In the material below, find each line holding the string "gaap" and copy it.
• • •
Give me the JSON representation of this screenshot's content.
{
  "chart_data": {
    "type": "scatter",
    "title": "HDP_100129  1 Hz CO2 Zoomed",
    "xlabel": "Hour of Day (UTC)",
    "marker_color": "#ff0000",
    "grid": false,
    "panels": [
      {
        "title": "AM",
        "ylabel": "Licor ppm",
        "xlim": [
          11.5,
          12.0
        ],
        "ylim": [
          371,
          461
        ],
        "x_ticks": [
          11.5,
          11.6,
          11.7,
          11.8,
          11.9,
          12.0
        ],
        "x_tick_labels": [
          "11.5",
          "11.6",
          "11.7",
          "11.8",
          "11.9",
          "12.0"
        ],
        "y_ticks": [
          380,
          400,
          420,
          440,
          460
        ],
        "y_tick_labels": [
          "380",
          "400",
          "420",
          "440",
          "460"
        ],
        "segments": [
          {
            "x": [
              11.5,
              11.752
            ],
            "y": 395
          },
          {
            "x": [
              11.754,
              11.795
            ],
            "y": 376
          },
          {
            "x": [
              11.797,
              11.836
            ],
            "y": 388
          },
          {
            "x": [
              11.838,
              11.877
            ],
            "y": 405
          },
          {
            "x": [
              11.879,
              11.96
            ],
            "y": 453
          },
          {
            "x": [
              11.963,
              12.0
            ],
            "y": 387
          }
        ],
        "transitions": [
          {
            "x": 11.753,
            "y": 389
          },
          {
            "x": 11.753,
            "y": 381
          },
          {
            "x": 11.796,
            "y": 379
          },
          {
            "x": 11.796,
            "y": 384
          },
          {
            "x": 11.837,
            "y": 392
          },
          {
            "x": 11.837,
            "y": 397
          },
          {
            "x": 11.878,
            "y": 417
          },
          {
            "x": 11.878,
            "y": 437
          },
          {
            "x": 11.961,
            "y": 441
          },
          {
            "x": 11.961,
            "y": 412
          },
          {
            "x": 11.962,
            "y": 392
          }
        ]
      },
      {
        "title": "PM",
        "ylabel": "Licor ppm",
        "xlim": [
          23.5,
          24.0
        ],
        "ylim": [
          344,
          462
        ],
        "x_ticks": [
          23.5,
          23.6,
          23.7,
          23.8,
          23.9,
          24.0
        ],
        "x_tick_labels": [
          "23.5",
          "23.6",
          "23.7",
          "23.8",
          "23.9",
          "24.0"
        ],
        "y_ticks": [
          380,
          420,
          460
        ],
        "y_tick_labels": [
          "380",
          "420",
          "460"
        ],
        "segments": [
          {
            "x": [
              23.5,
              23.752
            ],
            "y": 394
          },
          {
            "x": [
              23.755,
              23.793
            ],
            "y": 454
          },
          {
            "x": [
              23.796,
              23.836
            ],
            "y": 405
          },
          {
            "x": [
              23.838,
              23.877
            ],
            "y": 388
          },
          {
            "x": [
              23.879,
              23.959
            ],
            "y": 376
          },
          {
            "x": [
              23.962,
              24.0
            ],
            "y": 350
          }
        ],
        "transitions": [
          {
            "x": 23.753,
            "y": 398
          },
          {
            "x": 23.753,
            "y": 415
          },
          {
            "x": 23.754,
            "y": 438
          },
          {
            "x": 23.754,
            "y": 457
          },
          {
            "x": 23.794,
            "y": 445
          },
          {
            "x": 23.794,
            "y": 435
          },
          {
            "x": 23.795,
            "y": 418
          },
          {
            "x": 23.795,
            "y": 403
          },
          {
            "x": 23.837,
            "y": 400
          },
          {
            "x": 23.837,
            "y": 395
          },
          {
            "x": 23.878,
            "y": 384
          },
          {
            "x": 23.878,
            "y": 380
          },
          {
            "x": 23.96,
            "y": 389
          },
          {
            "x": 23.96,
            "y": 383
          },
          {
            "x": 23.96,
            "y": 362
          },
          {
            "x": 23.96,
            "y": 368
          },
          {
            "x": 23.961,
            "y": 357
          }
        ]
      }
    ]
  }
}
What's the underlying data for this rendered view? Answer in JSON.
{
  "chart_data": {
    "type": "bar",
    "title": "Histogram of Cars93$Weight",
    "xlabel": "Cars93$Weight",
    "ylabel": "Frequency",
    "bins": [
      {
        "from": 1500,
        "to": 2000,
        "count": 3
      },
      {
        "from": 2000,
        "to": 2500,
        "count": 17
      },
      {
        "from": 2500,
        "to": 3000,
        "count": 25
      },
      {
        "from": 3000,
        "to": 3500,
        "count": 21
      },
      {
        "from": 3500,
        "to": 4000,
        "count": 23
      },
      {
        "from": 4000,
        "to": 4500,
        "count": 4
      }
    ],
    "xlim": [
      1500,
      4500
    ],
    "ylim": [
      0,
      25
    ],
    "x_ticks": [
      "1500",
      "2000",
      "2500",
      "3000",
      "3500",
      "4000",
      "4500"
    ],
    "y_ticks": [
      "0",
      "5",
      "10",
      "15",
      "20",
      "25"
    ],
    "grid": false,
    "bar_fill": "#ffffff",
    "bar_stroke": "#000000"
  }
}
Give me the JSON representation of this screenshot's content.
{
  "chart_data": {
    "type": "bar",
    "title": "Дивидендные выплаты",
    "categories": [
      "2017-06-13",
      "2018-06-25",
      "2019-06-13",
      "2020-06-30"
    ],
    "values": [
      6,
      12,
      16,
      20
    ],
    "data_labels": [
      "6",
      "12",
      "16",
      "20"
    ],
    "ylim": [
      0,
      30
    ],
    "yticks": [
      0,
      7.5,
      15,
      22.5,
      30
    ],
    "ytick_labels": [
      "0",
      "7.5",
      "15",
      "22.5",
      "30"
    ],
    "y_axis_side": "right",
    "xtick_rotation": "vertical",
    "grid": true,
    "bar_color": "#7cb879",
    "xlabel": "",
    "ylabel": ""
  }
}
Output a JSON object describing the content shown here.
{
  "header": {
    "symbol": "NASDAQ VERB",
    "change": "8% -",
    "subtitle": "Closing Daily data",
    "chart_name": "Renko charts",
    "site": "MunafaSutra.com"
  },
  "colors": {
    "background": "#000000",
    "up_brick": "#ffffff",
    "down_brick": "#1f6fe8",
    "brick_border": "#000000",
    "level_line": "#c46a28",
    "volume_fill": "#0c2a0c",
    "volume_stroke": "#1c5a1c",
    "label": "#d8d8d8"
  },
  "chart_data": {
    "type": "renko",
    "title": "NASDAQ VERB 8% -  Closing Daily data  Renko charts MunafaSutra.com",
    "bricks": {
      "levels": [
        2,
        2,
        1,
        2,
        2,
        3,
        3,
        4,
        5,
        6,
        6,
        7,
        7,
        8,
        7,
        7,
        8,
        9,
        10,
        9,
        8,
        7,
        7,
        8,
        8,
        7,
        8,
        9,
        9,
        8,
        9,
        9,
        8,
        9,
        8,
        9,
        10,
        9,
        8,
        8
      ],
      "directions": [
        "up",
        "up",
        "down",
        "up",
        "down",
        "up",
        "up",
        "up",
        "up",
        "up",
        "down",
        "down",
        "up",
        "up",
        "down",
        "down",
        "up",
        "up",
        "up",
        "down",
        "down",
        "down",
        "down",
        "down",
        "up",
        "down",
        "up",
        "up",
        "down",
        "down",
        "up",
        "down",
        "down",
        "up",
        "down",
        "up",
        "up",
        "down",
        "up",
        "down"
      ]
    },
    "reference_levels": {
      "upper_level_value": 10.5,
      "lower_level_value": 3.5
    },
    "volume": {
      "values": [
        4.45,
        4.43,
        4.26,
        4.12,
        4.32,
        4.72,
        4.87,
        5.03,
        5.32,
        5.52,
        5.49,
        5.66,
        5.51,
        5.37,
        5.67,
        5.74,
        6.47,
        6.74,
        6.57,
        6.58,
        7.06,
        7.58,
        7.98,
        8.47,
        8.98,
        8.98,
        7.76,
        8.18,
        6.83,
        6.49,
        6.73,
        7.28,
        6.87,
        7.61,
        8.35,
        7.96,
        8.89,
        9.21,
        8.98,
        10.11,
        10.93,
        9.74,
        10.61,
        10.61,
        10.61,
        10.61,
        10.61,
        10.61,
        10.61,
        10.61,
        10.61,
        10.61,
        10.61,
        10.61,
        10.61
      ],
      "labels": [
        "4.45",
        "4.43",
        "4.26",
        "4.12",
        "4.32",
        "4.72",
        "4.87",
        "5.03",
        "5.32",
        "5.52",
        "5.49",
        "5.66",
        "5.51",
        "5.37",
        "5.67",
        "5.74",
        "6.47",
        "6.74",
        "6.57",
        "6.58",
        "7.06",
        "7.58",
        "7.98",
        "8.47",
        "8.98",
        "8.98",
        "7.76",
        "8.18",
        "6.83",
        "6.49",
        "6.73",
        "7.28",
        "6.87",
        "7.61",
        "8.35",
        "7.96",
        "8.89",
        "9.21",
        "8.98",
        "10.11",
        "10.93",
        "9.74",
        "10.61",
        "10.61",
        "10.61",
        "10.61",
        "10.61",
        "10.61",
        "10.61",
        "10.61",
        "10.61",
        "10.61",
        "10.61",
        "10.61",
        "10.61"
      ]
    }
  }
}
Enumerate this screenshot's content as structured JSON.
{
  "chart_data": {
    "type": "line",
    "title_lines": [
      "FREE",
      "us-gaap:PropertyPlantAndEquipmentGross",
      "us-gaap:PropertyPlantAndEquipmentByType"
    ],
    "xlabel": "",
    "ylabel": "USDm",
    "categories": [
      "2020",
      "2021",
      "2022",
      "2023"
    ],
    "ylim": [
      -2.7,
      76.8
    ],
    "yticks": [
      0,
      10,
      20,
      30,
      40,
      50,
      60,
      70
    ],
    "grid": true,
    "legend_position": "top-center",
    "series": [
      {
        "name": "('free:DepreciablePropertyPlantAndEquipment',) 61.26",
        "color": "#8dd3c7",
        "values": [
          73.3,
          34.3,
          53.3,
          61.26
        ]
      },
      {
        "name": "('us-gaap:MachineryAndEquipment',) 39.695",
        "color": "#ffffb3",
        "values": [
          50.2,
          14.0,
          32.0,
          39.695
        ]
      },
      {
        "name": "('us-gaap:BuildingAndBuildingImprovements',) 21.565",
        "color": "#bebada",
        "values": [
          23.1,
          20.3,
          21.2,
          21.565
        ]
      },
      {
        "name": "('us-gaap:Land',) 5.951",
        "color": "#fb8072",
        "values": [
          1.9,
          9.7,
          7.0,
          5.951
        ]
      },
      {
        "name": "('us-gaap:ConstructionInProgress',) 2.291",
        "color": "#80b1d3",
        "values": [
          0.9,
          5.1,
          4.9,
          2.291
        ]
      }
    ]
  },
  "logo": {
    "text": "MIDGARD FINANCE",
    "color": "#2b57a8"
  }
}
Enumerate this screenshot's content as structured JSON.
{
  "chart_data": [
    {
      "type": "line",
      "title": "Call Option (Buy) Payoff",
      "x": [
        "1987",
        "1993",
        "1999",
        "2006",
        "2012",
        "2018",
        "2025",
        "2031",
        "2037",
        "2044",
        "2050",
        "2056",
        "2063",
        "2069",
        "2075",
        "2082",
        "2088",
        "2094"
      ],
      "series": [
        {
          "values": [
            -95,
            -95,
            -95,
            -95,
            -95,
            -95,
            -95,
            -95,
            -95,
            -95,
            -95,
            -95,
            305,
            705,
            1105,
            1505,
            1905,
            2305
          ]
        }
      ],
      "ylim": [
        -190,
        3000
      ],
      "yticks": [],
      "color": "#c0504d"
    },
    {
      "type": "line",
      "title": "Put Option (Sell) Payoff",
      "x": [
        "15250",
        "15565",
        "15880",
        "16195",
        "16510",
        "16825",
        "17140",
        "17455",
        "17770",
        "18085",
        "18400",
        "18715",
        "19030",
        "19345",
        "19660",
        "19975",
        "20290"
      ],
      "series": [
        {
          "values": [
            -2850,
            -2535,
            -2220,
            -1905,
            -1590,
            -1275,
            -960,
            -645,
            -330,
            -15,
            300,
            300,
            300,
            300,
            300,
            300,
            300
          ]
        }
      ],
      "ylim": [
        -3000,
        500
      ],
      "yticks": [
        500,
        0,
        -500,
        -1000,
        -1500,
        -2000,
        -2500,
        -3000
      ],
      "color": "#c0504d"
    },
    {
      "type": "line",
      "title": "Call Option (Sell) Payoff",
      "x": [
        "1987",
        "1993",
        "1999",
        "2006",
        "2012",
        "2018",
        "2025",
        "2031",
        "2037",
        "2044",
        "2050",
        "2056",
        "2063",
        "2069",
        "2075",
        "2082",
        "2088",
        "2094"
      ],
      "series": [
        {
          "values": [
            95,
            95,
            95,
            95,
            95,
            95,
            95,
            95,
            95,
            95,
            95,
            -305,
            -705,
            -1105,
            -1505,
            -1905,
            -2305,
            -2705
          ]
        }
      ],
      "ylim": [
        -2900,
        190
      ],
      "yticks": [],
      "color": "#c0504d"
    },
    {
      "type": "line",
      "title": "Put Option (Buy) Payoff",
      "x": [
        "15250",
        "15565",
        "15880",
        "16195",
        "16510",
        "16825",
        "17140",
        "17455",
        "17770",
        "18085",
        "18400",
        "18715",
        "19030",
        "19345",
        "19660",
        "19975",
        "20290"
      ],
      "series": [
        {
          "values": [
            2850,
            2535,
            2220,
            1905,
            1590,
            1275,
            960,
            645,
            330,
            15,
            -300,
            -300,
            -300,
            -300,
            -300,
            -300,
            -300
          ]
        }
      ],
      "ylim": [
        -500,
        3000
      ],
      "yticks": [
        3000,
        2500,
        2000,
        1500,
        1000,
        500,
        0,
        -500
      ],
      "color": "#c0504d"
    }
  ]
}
• • •
In response ->
      "us-gaap:PropertyPlantAndEquipmentGross",
      "us-gaap:PropertyPlantAndEquipmentByType"
        "name": "('us-gaap:MachineryAndEquipment',) 39.695",
        "name": "('us-gaap:BuildingAndBuildingImprovements',) 21.565",
        "name": "('us-gaap:Land',) 5.951",
        "name": "('us-gaap:ConstructionInProgress',) 2.291",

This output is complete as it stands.